=== RAW RECORDS ===

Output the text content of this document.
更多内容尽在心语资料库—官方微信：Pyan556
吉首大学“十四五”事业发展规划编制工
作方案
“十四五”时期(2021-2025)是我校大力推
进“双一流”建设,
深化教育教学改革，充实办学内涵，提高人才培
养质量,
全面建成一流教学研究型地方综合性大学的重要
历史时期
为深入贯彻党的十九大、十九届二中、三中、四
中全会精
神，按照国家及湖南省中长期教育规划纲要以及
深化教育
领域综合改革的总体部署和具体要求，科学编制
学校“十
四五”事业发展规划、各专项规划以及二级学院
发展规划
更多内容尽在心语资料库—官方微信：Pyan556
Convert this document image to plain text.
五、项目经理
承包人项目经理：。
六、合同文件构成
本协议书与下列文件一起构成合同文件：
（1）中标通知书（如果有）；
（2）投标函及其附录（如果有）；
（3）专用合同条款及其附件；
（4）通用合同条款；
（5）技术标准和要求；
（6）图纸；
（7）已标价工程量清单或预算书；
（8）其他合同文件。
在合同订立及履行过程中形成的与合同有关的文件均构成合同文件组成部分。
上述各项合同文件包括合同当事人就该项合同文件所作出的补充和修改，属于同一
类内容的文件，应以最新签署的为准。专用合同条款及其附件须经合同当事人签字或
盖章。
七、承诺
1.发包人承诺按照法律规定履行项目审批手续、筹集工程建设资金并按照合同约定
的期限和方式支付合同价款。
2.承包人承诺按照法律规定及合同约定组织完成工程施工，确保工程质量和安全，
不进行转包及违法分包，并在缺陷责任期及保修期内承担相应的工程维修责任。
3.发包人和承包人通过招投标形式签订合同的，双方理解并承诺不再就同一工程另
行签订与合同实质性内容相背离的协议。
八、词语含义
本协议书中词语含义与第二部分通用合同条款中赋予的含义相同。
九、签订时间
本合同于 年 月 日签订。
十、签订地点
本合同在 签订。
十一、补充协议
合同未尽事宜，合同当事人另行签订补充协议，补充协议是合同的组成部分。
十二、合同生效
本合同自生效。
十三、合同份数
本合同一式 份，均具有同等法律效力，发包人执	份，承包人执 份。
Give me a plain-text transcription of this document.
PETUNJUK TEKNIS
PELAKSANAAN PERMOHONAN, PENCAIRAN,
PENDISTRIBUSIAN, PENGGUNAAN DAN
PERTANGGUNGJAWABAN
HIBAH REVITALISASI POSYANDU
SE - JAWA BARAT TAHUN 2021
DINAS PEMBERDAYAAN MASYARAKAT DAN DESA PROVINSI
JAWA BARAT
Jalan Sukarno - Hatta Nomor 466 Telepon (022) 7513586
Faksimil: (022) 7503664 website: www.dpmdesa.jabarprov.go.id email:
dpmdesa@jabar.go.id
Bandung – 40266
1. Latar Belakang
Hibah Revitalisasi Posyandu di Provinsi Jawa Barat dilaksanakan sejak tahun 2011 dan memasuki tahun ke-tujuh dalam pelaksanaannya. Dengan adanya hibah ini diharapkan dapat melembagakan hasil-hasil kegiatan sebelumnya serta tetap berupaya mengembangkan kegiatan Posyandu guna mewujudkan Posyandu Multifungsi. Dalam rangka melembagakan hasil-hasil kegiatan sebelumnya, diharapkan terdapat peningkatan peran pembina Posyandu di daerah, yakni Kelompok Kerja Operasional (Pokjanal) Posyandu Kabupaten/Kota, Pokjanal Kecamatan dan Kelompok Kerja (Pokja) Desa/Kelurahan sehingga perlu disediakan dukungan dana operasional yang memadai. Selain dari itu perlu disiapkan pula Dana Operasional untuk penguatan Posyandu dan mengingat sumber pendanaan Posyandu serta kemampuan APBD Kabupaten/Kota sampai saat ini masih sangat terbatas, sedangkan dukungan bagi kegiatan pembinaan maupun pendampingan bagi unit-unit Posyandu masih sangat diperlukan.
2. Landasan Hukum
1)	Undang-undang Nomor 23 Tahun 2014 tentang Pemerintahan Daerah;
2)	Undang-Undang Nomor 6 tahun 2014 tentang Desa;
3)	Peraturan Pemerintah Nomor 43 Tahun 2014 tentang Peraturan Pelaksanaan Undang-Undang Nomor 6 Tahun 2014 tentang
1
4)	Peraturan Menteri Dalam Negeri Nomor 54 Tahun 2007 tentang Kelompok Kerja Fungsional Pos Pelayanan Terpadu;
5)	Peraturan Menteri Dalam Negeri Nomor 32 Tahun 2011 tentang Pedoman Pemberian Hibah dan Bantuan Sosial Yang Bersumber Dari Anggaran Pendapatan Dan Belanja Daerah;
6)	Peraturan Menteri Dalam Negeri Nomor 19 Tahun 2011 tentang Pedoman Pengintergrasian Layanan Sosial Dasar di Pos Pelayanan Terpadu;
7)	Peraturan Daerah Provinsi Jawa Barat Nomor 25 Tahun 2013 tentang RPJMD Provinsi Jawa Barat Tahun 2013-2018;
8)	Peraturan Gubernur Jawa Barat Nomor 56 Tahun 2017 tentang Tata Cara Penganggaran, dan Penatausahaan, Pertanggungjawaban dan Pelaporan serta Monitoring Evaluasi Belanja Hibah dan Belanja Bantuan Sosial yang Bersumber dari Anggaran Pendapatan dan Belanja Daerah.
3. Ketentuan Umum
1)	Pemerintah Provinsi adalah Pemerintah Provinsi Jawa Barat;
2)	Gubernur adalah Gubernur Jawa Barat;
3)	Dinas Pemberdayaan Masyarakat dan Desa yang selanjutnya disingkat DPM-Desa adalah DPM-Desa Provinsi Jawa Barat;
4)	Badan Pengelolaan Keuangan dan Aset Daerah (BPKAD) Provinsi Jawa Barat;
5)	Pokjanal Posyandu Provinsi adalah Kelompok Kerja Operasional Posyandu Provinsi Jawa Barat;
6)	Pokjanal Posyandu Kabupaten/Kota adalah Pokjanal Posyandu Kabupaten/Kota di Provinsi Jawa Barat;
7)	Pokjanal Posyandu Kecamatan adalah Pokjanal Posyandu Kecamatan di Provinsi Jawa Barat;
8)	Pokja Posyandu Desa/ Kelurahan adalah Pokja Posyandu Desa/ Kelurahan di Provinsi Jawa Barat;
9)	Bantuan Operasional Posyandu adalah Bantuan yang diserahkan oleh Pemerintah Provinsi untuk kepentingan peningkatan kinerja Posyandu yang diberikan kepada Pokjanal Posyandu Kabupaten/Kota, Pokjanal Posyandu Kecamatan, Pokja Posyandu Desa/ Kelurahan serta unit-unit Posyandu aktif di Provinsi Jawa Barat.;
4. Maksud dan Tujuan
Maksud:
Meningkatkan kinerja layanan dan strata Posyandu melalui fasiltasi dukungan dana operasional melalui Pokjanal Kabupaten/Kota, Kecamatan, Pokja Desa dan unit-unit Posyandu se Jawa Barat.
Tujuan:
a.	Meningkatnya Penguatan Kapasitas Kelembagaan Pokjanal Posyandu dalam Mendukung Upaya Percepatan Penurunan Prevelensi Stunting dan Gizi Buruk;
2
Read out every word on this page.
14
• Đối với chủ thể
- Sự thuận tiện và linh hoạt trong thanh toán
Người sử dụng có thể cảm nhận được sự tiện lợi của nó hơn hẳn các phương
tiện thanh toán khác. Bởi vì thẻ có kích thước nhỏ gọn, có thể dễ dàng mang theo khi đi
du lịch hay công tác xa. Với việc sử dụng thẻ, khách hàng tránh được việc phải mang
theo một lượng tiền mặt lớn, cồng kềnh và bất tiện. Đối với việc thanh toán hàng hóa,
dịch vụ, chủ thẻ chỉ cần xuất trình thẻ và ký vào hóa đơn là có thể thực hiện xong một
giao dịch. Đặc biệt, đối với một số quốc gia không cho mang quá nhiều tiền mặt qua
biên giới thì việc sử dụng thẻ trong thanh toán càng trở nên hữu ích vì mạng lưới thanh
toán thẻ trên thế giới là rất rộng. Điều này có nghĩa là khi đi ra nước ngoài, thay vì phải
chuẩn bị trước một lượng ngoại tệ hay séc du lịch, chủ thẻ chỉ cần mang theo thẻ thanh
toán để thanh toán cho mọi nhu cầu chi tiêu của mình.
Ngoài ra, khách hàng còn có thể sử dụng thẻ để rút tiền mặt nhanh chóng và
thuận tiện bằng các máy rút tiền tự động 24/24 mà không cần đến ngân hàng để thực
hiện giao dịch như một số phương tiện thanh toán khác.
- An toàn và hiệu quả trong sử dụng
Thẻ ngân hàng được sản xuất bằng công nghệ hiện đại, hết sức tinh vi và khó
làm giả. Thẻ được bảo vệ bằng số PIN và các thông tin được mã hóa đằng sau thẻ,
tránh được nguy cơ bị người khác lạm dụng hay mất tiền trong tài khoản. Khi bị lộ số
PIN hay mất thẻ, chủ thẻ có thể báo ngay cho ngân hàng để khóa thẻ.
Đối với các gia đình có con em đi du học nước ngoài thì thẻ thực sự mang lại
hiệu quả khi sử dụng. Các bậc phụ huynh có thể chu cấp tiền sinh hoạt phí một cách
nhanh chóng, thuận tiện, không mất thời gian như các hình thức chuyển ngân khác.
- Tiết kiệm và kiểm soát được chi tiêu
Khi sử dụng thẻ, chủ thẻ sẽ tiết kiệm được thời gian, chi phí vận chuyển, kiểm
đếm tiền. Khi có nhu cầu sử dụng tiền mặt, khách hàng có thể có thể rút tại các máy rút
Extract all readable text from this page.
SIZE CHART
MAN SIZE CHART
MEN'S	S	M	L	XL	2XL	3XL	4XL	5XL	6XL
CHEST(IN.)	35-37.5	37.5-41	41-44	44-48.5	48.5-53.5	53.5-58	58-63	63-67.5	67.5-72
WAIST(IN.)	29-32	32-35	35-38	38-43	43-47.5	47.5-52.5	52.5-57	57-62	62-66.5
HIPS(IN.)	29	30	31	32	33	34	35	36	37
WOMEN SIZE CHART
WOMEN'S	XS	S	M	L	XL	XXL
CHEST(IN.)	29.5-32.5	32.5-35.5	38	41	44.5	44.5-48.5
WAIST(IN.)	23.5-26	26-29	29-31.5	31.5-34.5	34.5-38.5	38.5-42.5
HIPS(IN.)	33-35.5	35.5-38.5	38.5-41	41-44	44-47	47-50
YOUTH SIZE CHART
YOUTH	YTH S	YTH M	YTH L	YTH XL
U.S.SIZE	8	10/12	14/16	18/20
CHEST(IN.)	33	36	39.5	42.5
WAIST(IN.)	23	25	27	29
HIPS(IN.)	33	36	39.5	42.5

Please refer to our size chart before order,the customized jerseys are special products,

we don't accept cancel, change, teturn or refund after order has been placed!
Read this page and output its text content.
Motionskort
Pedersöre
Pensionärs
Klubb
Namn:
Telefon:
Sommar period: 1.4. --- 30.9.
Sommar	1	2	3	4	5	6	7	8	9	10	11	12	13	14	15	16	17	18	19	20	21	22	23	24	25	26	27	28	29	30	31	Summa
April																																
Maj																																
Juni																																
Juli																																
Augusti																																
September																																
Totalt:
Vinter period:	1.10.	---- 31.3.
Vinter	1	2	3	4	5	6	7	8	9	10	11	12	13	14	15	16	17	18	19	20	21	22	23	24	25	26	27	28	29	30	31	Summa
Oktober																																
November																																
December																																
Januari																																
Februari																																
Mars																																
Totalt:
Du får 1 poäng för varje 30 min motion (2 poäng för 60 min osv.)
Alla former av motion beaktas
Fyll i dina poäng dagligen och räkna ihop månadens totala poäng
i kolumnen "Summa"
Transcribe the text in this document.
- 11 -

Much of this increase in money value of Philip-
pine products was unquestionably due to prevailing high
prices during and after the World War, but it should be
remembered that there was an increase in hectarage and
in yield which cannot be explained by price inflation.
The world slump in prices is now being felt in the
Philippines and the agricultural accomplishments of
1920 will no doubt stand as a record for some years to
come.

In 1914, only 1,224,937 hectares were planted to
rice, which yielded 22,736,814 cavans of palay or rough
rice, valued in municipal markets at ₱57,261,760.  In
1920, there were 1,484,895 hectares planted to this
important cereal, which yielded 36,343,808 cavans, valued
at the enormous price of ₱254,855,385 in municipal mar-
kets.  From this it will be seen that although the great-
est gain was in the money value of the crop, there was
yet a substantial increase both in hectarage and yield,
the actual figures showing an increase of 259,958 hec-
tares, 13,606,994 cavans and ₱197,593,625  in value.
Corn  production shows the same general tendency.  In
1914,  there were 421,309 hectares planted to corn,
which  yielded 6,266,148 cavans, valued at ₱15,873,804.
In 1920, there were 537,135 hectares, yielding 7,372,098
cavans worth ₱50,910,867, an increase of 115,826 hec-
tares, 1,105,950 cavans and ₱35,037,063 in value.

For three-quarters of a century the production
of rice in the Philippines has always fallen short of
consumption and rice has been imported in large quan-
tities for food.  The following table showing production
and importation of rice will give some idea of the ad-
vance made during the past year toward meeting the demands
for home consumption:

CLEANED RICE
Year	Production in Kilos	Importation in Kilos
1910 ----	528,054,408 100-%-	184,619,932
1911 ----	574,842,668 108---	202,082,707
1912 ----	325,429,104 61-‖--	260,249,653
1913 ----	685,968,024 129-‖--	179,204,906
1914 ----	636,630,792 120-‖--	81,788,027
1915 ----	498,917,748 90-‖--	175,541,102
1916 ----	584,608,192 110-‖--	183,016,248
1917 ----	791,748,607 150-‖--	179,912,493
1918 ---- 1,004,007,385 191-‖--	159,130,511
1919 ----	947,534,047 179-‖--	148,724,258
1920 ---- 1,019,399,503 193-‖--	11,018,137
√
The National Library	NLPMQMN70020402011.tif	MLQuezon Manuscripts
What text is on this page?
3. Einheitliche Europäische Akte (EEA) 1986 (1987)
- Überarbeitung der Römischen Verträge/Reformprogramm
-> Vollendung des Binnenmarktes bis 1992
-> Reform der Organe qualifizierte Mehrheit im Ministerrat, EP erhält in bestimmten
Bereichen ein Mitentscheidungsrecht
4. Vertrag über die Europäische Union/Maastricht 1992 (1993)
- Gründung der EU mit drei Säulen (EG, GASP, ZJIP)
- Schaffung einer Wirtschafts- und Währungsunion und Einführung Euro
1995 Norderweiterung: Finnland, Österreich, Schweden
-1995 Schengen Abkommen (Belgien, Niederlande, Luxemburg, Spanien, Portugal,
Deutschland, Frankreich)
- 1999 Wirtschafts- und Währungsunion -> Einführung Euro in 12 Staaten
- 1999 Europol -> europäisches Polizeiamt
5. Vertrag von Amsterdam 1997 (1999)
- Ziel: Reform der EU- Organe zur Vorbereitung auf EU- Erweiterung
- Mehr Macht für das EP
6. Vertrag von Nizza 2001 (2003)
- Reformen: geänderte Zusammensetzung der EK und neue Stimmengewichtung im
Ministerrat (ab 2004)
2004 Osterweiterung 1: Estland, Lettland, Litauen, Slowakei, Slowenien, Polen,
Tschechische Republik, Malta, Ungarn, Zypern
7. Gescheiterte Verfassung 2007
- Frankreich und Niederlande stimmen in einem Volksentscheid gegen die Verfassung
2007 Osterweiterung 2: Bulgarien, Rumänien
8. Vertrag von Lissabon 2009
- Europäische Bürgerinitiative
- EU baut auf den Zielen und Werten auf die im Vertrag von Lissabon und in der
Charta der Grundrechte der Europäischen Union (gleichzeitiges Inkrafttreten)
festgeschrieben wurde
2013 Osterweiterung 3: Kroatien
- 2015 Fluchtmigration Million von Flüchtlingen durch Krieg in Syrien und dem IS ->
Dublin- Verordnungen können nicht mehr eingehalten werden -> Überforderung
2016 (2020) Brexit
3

===

In the records, locate each line holding the string "peningkatan" and copy it.

[SOLVED PROBLEM]:
Hibah Revitalisasi Posyandu di Provinsi Jawa Barat dilaksanakan sejak tahun 2011 dan memasuki tahun ke-tujuh dalam pelaksanaannya. Dengan adanya hibah ini diharapkan dapat melembagakan hasil-hasil kegiatan sebelumnya serta tetap berupaya mengembangkan kegiatan Posyandu guna mewujudkan Posyandu Multifungsi. Dalam rangka melembagakan hasil-hasil kegiatan sebelumnya, diharapkan terdapat peningkatan peran pembina Posyandu di daerah, yakni Kelompok Kerja Operasional (Pokjanal) Posyandu Kabupaten/Kota, Pokjanal Kecamatan dan Kelompok Kerja (Pokja) Desa/Kelurahan sehingga perlu disediakan dukungan dana operasional yang memadai. Selain dari itu perlu disiapkan pula Dana Operasional untuk penguatan Posyandu dan mengingat sumber pendanaan Posyandu serta kemampuan APBD Kabupaten/Kota sampai saat ini masih sangat terbatas, sedangkan dukungan bagi kegiatan pembinaan maupun pendampingan bagi unit-unit Posyandu masih sangat diperlukan.
9)	Bantuan Operasional Posyandu adalah Bantuan yang diserahkan oleh Pemerintah Provinsi untuk kepentingan peningkatan kinerja Posyandu yang diberikan kepada Pokjanal Posyandu Kabupaten/Kota, Pokjanal Posyandu Kecamatan, Pokja Posyandu Desa/ Kelurahan serta unit-unit Posyandu aktif di Provinsi Jawa Barat.;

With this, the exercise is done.